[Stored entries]
· · · · · · ·
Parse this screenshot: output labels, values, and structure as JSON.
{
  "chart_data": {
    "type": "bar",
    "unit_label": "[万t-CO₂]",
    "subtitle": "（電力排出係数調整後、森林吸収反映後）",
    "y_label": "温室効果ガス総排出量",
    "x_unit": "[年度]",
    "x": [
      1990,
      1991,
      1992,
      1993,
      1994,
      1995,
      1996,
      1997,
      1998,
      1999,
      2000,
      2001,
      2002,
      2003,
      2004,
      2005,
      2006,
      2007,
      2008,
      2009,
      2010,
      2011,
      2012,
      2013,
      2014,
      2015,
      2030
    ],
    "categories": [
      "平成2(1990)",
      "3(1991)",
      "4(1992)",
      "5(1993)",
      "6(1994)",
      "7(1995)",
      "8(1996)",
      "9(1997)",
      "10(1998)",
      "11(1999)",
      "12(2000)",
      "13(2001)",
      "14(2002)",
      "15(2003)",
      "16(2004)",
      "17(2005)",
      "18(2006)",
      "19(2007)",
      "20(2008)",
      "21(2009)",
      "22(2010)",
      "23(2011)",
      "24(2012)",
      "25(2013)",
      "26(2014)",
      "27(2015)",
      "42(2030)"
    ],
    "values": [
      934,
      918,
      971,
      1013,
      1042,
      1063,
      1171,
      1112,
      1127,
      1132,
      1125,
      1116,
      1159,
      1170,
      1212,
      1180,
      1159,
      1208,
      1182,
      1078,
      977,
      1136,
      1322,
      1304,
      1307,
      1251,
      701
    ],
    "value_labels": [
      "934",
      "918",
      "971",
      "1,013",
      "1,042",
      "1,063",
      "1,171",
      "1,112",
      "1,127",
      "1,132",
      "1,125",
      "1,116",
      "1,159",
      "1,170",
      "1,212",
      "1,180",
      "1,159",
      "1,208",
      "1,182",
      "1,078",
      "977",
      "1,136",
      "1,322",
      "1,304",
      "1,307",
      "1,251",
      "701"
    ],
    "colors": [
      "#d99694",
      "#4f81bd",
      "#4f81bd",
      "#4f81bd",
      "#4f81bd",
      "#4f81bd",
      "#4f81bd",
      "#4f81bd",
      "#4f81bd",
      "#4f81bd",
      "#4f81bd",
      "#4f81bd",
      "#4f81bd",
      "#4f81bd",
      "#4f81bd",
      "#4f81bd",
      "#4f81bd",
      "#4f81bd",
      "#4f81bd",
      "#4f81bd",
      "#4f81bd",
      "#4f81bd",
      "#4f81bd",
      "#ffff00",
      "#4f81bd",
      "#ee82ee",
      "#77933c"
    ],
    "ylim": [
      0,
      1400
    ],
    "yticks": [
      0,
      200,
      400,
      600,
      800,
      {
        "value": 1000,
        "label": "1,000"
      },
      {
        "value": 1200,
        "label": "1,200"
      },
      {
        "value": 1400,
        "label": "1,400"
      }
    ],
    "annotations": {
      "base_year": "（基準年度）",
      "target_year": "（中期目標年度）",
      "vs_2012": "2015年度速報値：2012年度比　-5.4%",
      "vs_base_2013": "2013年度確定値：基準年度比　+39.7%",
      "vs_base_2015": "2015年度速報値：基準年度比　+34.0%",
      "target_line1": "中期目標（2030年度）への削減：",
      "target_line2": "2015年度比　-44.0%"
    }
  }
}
· · · · · · ·
WRITTEN EXERCISE>
Reproduce all the records precisely.

RESPONSE TO THIS TASK>
Parse this screenshot: output labels, values, and structure as JSON.
{
  "chart_data": {
    "type": "bar",
    "unit_label": "[万t-CO₂]",
    "subtitle": "（電力排出係数調整後、森林吸収反映後）",
    "y_label": "温室効果ガス総排出量",
    "x_unit": "[年度]",
    "x": [
      1990,
      1991,
      1992,
      1993,
      1994,
      1995,
      1996,
      1997,
      1998,
      1999,
      2000,
      2001,
      2002,
      2003,
      2004,
      2005,
      2006,
      2007,
      2008,
      2009,
      2010,
      2011,
      2012,
      2013,
      2014,
      2015,
      2030
    ],
    "categories": [
      "平成2(1990)",
      "3(1991)",
      "4(1992)",
      "5(1993)",
      "6(1994)",
      "7(1995)",
      "8(1996)",
      "9(1997)",
      "10(1998)",
      "11(1999)",
      "12(2000)",
      "13(2001)",
      "14(2002)",
      "15(2003)",
      "16(2004)",
      "17(2005)",
      "18(2006)",
      "19(2007)",
      "20(2008)",
      "21(2009)",
      "22(2010)",
      "23(2011)",
      "24(2012)",
      "25(2013)",
      "26(2014)",
      "27(2015)",
      "42(2030)"
    ],
    "values": [
      934,
      918,
      971,
      1013,
      1042,
      1063,
      1171,
      1112,
      1127,
      1132,
      1125,
      1116,
      1159,
      1170,
      1212,
      1180,
      1159,
      1208,
      1182,
      1078,
      977,
      1136,
      1322,
      1304,
      1307,
      1251,
      701
    ],
    "value_labels": [
      "934",
      "918",
      "971",
      "1,013",
      "1,042",
      "1,063",
      "1,171",
      "1,112",
      "1,127",
      "1,132",
      "1,125",
      "1,116",
      "1,159",
      "1,170",
      "1,212",
      "1,180",
      "1,159",
      "1,208",
      "1,182",
      "1,078",
      "977",
      "1,136",
      "1,322",
      "1,304",
      "1,307",
      "1,251",
      "701"
    ],
    "colors": [
      "#d99694",
      "#4f81bd",
      "#4f81bd",
      "#4f81bd",
      "#4f81bd",
      "#4f81bd",
      "#4f81bd",
      "#4f81bd",
      "#4f81bd",
      "#4f81bd",
      "#4f81bd",
      "#4f81bd",
      "#4f81bd",
      "#4f81bd",
      "#4f81bd",
      "#4f81bd",
      "#4f81bd",
      "#4f81bd",
      "#4f81bd",
      "#4f81bd",
      "#4f81bd",
      "#4f81bd",
      "#4f81bd",
      "#ffff00",
      "#4f81bd",
      "#ee82ee",
      "#77933c"
    ],
    "ylim": [
      0,
      1400
    ],
    "yticks": [
      0,
      200,
      400,
      600,
      800,
      {
        "value": 1000,
        "label": "1,000"
      },
      {
        "value": 1200,
        "label": "1,200"
      },
      {
        "value": 1400,
        "label": "1,400"
      }
    ],
    "annotations": {
      "base_year": "（基準年度）",
      "target_year": "（中期目標年度）",
      "vs_2012": "2015年度速報値：2012年度比　-5.4%",
      "vs_base_2013": "2013年度確定値：基準年度比　+39.7%",
      "vs_base_2015": "2015年度速報値：基準年度比　+34.0%",
      "target_line1": "中期目標（2030年度）への削減：",
      "target_line2": "2015年度比　-44.0%"
    }
  }
}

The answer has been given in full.